Record list =>
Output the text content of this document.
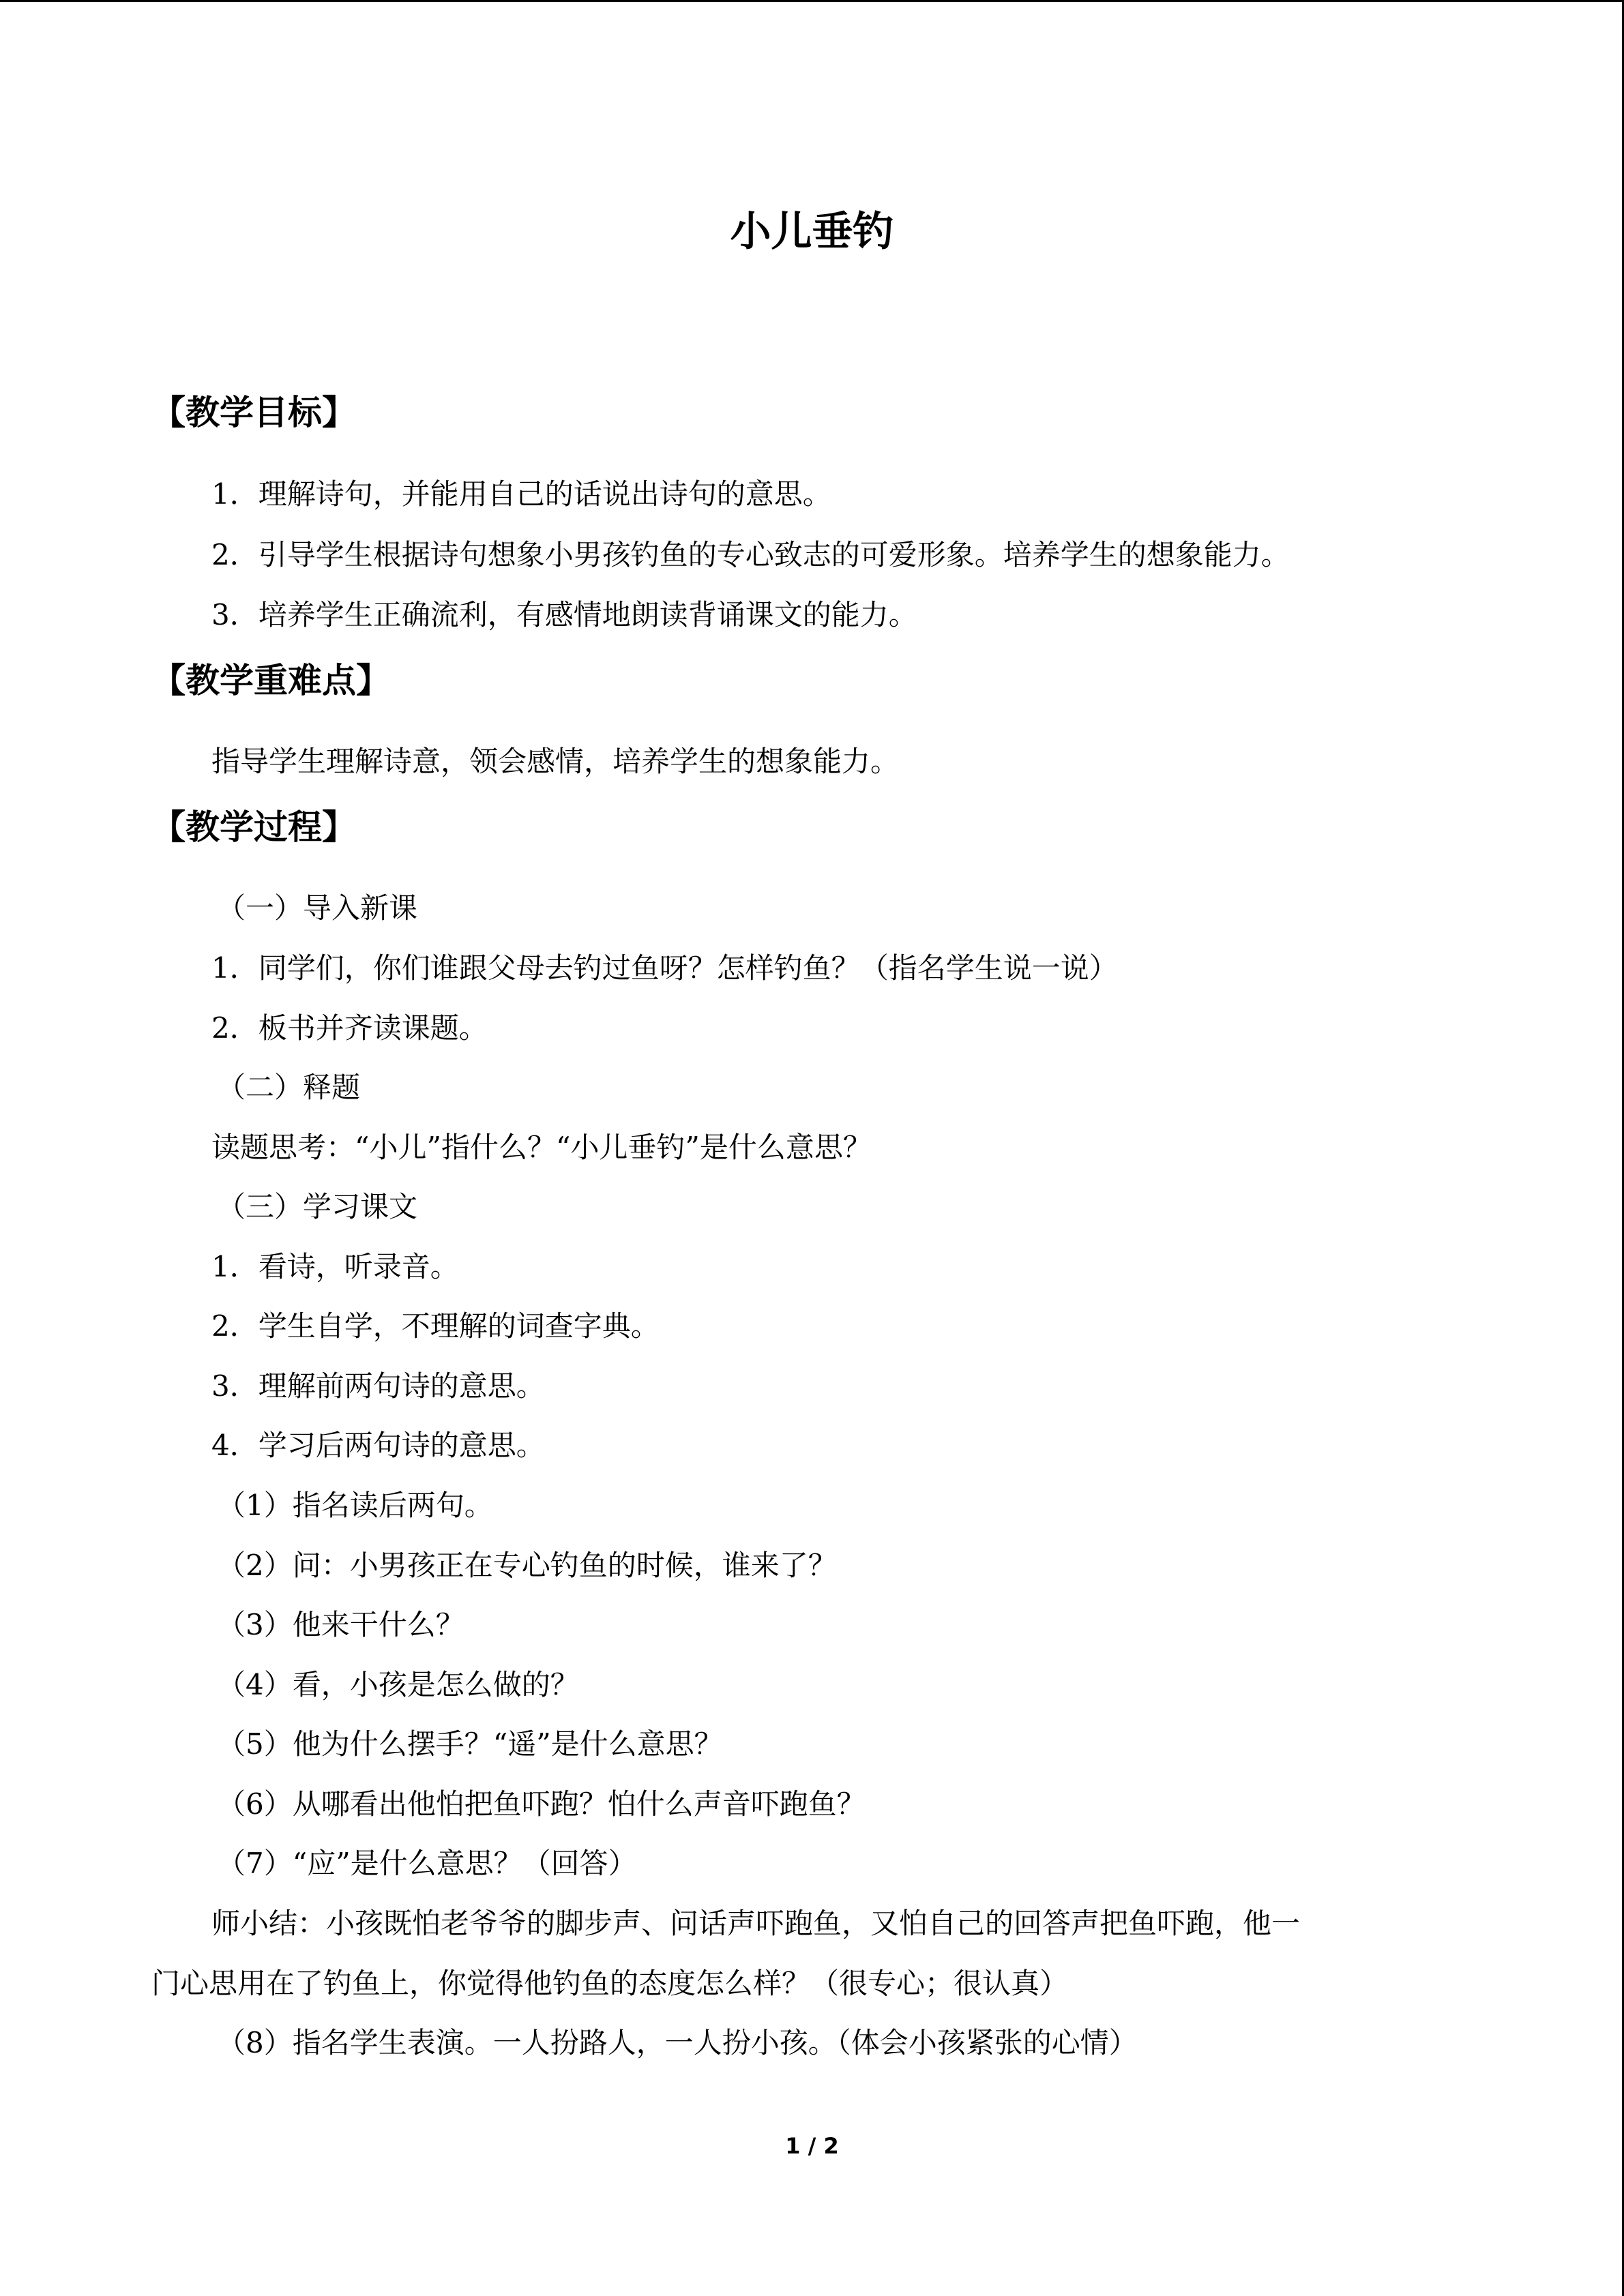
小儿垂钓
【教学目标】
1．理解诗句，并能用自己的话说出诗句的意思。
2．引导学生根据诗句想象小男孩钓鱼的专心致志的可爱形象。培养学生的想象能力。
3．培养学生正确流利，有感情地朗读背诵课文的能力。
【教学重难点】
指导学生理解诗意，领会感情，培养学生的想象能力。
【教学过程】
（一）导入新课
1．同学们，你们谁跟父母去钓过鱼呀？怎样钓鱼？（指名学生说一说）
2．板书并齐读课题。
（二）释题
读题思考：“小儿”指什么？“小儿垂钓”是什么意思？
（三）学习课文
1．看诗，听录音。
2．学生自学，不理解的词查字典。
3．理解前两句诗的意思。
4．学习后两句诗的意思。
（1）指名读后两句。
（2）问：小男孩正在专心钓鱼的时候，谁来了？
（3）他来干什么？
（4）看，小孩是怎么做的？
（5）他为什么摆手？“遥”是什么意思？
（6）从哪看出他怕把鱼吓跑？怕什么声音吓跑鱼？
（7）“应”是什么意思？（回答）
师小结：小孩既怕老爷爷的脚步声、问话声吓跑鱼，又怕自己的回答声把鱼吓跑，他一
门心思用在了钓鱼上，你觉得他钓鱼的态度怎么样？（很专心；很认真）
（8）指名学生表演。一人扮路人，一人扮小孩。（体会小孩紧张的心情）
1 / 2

What you will do => Retype each record exactly as it stands, but do not include the pictures.

Answer for this exercise =>
Output the text content of this document.
小儿垂钓
【教学目标】
1．理解诗句，并能用自己的话说出诗句的意思。
2．引导学生根据诗句想象小男孩钓鱼的专心致志的可爱形象。培养学生的想象能力。
3．培养学生正确流利，有感情地朗读背诵课文的能力。
【教学重难点】
指导学生理解诗意，领会感情，培养学生的想象能力。
【教学过程】
（一）导入新课
1．同学们，你们谁跟父母去钓过鱼呀？怎样钓鱼？（指名学生说一说）
2．板书并齐读课题。
（二）释题
读题思考：“小儿”指什么？“小儿垂钓”是什么意思？
（三）学习课文
1．看诗，听录音。
2．学生自学，不理解的词查字典。
3．理解前两句诗的意思。
4．学习后两句诗的意思。
（1）指名读后两句。
（2）问：小男孩正在专心钓鱼的时候，谁来了？
（3）他来干什么？
（4）看，小孩是怎么做的？
（5）他为什么摆手？“遥”是什么意思？
（6）从哪看出他怕把鱼吓跑？怕什么声音吓跑鱼？
（7）“应”是什么意思？（回答）
师小结：小孩既怕老爷爷的脚步声、问话声吓跑鱼，又怕自己的回答声把鱼吓跑，他一
门心思用在了钓鱼上，你觉得他钓鱼的态度怎么样？（很专心；很认真）
（8）指名学生表演。一人扮路人，一人扮小孩。（体会小孩紧张的心情）
1 / 2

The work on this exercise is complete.